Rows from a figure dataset
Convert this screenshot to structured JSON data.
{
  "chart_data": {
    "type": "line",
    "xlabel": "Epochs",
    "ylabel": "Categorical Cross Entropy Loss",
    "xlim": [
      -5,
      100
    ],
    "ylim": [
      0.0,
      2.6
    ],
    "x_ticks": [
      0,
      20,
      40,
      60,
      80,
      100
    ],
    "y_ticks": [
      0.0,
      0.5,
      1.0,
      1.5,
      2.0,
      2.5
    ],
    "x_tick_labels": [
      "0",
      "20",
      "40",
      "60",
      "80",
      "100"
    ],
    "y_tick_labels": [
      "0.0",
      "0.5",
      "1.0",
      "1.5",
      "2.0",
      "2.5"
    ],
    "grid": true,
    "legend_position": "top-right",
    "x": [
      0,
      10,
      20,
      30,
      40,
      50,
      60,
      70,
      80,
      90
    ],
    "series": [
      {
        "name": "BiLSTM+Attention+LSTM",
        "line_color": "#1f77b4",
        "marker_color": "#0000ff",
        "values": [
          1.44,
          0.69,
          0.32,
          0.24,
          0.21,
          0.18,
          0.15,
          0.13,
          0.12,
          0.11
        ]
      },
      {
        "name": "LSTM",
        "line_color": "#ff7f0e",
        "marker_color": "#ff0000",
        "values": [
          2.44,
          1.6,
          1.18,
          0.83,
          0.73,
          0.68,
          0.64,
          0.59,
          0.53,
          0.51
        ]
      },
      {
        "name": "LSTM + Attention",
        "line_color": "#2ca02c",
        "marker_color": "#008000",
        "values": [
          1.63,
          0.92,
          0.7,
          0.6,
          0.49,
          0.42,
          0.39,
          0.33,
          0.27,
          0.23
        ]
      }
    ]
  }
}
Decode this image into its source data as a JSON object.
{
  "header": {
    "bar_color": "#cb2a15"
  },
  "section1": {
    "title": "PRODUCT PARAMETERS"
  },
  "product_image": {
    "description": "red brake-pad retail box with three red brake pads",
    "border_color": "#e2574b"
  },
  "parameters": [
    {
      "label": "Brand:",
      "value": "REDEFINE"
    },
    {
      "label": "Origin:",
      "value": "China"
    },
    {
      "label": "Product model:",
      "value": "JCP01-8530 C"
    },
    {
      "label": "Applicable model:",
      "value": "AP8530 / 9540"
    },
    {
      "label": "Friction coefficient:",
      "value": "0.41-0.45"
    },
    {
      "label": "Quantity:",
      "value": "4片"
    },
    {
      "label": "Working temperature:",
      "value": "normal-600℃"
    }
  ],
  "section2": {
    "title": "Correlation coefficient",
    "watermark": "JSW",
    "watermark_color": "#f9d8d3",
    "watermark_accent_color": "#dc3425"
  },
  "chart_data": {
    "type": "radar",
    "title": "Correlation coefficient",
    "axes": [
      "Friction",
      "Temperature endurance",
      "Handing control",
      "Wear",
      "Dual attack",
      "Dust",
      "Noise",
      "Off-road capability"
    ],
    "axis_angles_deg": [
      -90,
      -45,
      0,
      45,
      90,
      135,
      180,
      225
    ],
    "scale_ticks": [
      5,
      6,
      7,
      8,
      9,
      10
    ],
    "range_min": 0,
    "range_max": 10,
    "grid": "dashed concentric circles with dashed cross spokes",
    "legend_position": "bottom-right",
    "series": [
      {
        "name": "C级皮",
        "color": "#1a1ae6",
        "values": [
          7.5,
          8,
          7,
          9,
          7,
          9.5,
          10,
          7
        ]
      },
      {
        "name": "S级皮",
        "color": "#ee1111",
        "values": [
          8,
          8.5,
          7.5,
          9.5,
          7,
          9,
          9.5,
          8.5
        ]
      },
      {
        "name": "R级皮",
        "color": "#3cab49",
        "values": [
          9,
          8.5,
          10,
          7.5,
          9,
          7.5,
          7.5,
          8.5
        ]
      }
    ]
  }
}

- Exercise -
From the listing above, extract every line exactly as it stands.

- Output for this exercise -
Convert this screenshot to structured JSON data.
{
  "chart_data": {
    "type": "line",
    "xlabel": "Epochs",
    "ylabel": "Categorical Cross Entropy Loss",
    "xlim": [
      -5,
      100
    ],
    "ylim": [
      0.0,
      2.6
    ],
    "x_ticks": [
      0,
      20,
      40,
      60,
      80,
      100
    ],
    "y_ticks": [
      0.0,
      0.5,
      1.0,
      1.5,
      2.0,
      2.5
    ],
    "x_tick_labels": [
      "0",
      "20",
      "40",
      "60",
      "80",
      "100"
    ],
    "y_tick_labels": [
      "0.0",
      "0.5",
      "1.0",
      "1.5",
      "2.0",
      "2.5"
    ],
    "grid": true,
    "legend_position": "top-right",
    "x": [
      0,
      10,
      20,
      30,
      40,
      50,
      60,
      70,
      80,
      90
    ],
    "series": [
      {
        "name": "BiLSTM+Attention+LSTM",
        "line_color": "#1f77b4",
        "marker_color": "#0000ff",
        "values": [
          1.44,
          0.69,
          0.32,
          0.24,
          0.21,
          0.18,
          0.15,
          0.13,
          0.12,
          0.11
        ]
      },
      {
        "name": "LSTM",
        "line_color": "#ff7f0e",
        "marker_color": "#ff0000",
        "values": [
          2.44,
          1.6,
          1.18,
          0.83,
          0.73,
          0.68,
          0.64,
          0.59,
          0.53,
          0.51
        ]
      },
      {
        "name": "LSTM + Attention",
        "line_color": "#2ca02c",
        "marker_color": "#008000",
        "values": [
          1.63,
          0.92,
          0.7,
          0.6,
          0.49,
          0.42,
          0.39,
          0.33,
          0.27,
          0.23
        ]
      }
    ]
  }
}
Decode this image into its source data as a JSON object.
{
  "header": {
    "bar_color": "#cb2a15"
  },
  "section1": {
    "title": "PRODUCT PARAMETERS"
  },
  "product_image": {
    "description": "red brake-pad retail box with three red brake pads",
    "border_color": "#e2574b"
  },
  "parameters": [
    {
      "label": "Brand:",
      "value": "REDEFINE"
    },
    {
      "label": "Origin:",
      "value": "China"
    },
    {
      "label": "Product model:",
      "value": "JCP01-8530 C"
    },
    {
      "label": "Applicable model:",
      "value": "AP8530 / 9540"
    },
    {
      "label": "Friction coefficient:",
      "value": "0.41-0.45"
    },
    {
      "label": "Quantity:",
      "value": "4片"
    },
    {
      "label": "Working temperature:",
      "value": "normal-600℃"
    }
  ],
  "section2": {
    "title": "Correlation coefficient",
    "watermark": "JSW",
    "watermark_color": "#f9d8d3",
    "watermark_accent_color": "#dc3425"
  },
  "chart_data": {
    "type": "radar",
    "title": "Correlation coefficient",
    "axes": [
      "Friction",
      "Temperature endurance",
      "Handing control",
      "Wear",
      "Dual attack",
      "Dust",
      "Noise",
      "Off-road capability"
    ],
    "axis_angles_deg": [
      -90,
      -45,
      0,
      45,
      90,
      135,
      180,
      225
    ],
    "scale_ticks": [
      5,
      6,
      7,
      8,
      9,
      10
    ],
    "range_min": 0,
    "range_max": 10,
    "grid": "dashed concentric circles with dashed cross spokes",
    "legend_position": "bottom-right",
    "series": [
      {
        "name": "C级皮",
        "color": "#1a1ae6",
        "values": [
          7.5,
          8,
          7,
          9,
          7,
          9.5,
          10,
          7
        ]
      },
      {
        "name": "S级皮",
        "color": "#ee1111",
        "values": [
          8,
          8.5,
          7.5,
          9.5,
          7,
          9,
          9.5,
          8.5
        ]
      },
      {
        "name": "R级皮",
        "color": "#3cab49",
        "values": [
          9,
          8.5,
          10,
          7.5,
          9,
          7.5,
          7.5,
          8.5
        ]
      }
    ]
  }
}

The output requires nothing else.